> [YOUR GOAL]: Check each line of the records below and collect those that include the word "REITs".

> [GIVEN ENTRIES]:

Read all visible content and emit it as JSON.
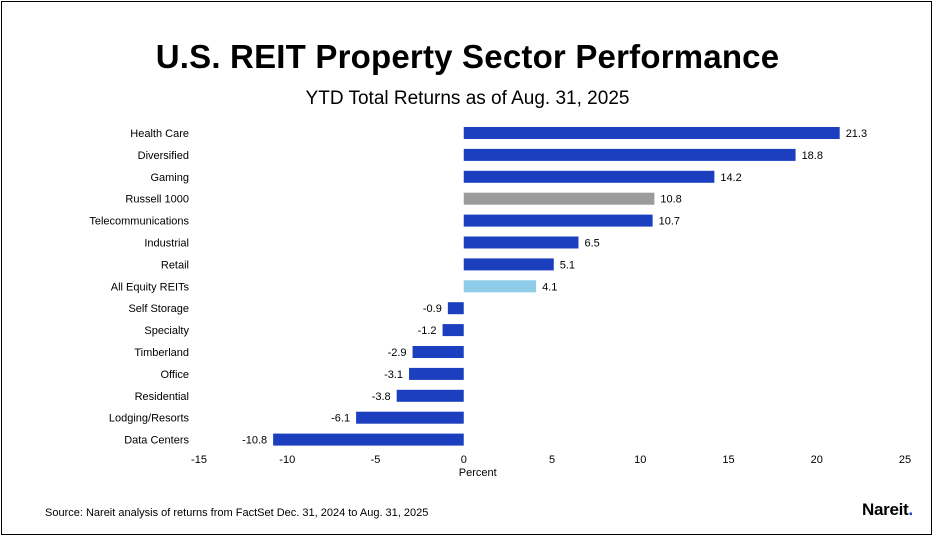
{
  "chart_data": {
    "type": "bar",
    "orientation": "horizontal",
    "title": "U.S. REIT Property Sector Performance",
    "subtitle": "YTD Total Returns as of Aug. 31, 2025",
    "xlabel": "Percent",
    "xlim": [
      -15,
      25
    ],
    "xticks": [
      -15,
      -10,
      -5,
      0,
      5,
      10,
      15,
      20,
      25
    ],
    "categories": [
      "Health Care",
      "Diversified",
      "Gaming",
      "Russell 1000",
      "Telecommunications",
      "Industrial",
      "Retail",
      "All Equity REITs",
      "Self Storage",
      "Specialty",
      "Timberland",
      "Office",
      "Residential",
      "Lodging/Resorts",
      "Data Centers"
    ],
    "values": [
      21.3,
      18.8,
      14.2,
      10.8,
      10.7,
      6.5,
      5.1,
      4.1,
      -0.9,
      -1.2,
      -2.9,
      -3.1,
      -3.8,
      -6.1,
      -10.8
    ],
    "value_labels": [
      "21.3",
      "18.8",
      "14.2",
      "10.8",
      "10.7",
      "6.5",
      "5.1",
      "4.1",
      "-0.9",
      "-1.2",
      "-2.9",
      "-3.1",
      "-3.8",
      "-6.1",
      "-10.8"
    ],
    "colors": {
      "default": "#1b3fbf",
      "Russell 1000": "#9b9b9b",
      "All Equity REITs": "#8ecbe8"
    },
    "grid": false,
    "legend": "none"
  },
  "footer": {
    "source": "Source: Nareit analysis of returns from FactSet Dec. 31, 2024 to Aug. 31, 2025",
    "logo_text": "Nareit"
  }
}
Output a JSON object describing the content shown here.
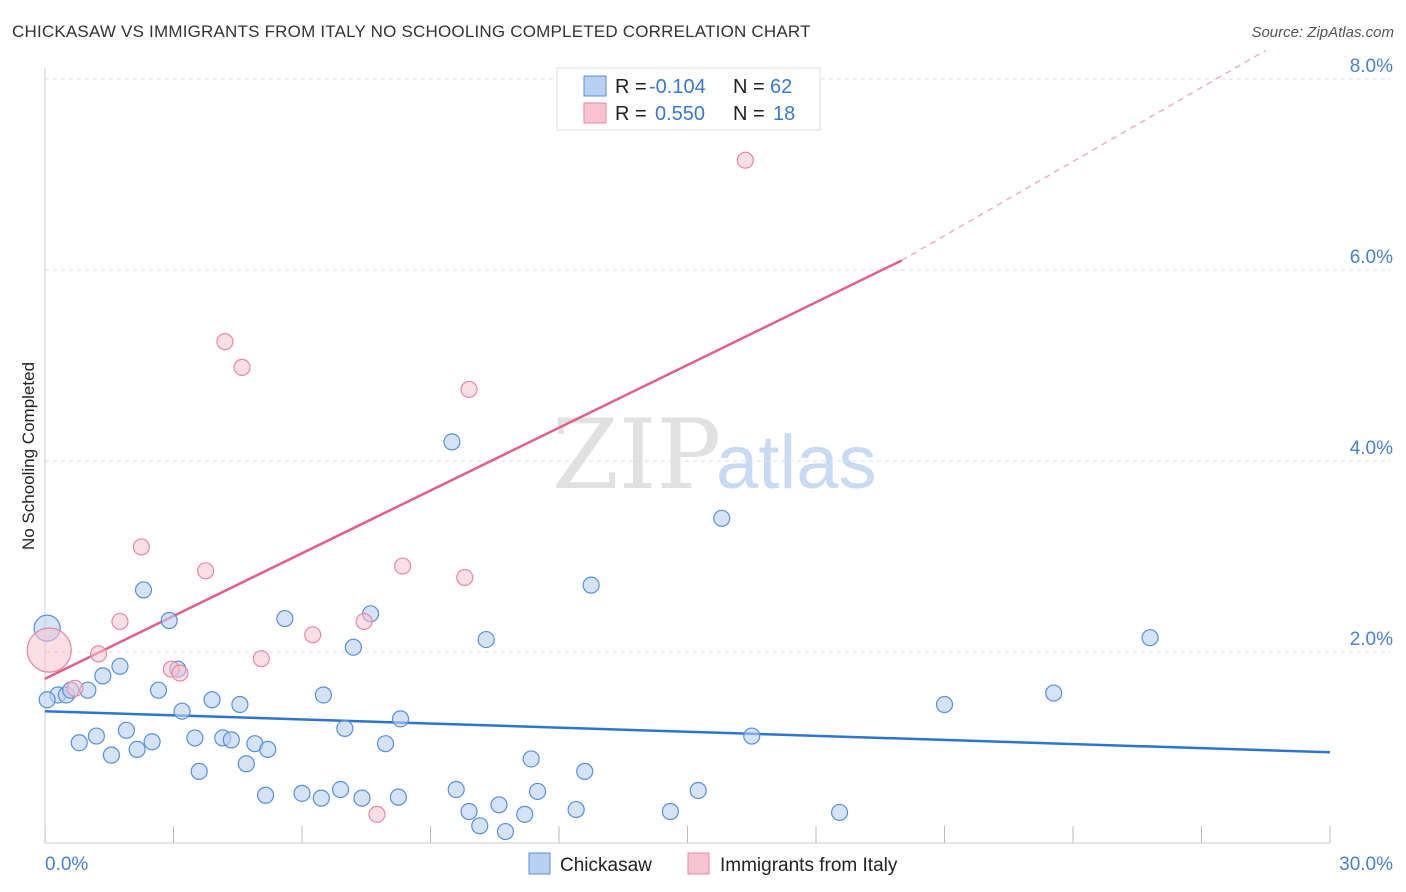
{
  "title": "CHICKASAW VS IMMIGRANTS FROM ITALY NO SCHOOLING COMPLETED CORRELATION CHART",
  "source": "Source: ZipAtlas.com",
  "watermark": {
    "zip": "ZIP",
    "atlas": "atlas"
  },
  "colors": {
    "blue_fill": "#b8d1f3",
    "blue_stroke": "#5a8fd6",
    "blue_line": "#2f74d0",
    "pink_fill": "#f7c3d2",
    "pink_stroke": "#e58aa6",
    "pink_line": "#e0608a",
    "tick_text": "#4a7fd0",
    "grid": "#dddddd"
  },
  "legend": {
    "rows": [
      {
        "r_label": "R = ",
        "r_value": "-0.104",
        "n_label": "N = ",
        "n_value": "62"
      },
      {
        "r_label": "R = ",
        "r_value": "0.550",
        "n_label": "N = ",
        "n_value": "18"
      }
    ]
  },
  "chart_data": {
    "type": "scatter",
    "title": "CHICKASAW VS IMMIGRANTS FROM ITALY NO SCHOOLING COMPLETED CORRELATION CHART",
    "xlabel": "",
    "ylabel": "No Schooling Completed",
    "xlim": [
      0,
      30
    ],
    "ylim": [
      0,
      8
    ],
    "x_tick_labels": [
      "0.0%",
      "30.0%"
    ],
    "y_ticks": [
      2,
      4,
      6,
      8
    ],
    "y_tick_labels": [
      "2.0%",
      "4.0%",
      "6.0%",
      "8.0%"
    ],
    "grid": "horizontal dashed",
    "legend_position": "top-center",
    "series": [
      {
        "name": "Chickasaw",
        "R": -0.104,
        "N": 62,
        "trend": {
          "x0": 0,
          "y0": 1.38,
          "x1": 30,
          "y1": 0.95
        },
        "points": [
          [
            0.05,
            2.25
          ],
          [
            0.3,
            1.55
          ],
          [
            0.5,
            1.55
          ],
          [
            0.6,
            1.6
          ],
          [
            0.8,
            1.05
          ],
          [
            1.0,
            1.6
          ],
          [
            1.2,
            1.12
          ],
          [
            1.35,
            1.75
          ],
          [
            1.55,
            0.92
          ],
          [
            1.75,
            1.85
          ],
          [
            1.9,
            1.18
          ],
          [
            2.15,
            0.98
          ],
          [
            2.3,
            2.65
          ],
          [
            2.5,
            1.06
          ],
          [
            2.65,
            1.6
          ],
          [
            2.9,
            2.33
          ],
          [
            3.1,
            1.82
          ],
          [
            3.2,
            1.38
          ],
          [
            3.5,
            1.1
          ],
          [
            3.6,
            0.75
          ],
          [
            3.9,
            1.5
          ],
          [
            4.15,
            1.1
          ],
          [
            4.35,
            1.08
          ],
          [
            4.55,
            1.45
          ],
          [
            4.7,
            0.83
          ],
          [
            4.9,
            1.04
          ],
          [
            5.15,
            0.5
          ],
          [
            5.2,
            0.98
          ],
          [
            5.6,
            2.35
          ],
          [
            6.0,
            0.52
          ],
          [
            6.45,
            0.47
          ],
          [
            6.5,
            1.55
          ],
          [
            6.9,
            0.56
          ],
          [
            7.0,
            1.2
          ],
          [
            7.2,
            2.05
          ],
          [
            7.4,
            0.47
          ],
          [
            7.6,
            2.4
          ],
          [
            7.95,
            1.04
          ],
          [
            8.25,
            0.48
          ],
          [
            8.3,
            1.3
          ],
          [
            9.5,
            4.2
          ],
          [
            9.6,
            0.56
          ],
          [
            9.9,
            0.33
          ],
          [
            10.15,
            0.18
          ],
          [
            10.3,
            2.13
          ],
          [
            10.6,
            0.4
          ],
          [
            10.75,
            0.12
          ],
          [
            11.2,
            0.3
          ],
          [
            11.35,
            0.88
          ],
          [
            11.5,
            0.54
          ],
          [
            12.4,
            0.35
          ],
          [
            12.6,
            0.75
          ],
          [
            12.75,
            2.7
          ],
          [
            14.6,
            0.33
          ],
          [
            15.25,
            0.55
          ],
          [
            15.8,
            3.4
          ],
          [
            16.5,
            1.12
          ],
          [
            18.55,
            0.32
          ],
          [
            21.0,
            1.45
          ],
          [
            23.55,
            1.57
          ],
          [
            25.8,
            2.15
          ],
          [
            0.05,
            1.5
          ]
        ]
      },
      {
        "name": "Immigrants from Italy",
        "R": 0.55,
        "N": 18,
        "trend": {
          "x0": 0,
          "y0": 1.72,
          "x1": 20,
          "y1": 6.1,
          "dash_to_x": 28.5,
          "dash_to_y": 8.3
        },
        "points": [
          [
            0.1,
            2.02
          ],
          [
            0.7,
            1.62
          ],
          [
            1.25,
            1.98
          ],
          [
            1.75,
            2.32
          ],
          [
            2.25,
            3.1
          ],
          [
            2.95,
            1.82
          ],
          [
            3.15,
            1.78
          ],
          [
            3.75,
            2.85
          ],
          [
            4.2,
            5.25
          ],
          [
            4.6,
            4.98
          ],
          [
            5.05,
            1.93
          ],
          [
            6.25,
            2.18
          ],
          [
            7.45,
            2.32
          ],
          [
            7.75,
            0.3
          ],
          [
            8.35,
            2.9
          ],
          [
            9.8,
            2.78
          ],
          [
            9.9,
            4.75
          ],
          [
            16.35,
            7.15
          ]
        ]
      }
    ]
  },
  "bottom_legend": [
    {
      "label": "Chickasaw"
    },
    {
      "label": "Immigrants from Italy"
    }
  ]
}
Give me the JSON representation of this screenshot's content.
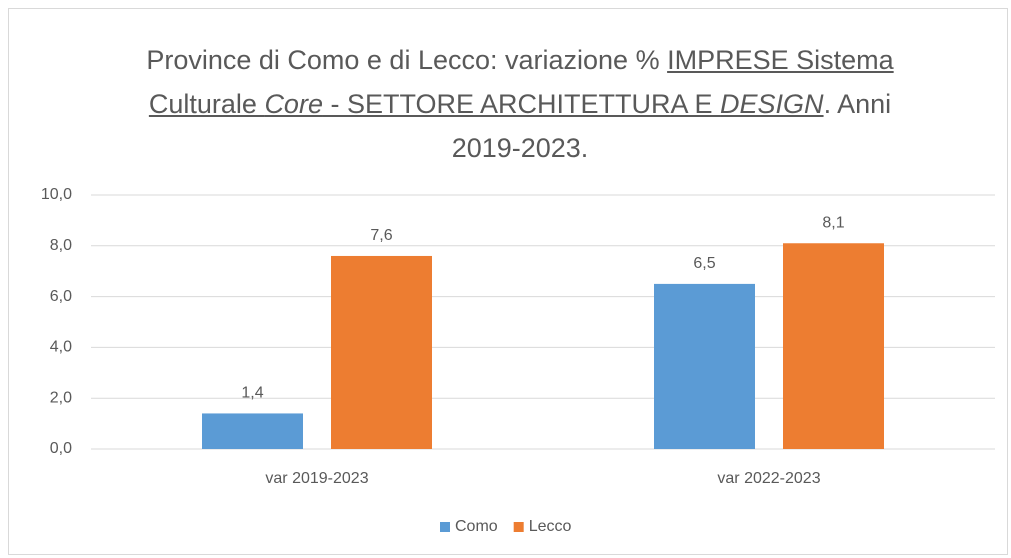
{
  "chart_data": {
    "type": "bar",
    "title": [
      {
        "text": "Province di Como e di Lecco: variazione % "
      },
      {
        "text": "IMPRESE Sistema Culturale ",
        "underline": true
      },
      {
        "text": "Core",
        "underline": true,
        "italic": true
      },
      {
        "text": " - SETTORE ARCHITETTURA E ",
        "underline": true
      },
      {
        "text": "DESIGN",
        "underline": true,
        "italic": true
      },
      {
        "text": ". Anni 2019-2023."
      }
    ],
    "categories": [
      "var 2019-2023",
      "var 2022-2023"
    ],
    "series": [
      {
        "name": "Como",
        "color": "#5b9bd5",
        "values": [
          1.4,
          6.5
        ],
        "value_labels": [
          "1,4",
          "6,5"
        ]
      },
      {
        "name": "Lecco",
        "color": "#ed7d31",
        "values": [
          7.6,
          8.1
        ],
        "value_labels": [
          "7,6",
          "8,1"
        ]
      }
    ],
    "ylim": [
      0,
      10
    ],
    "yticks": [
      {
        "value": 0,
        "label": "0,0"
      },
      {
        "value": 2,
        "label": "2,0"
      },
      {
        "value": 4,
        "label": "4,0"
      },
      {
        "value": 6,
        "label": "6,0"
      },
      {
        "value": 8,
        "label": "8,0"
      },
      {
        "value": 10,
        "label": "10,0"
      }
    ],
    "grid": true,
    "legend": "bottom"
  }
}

> [RESULT OF THIS EXERCISE]:
      "All Equity REITs",
      "All Equity REITs": "#8ecbe8"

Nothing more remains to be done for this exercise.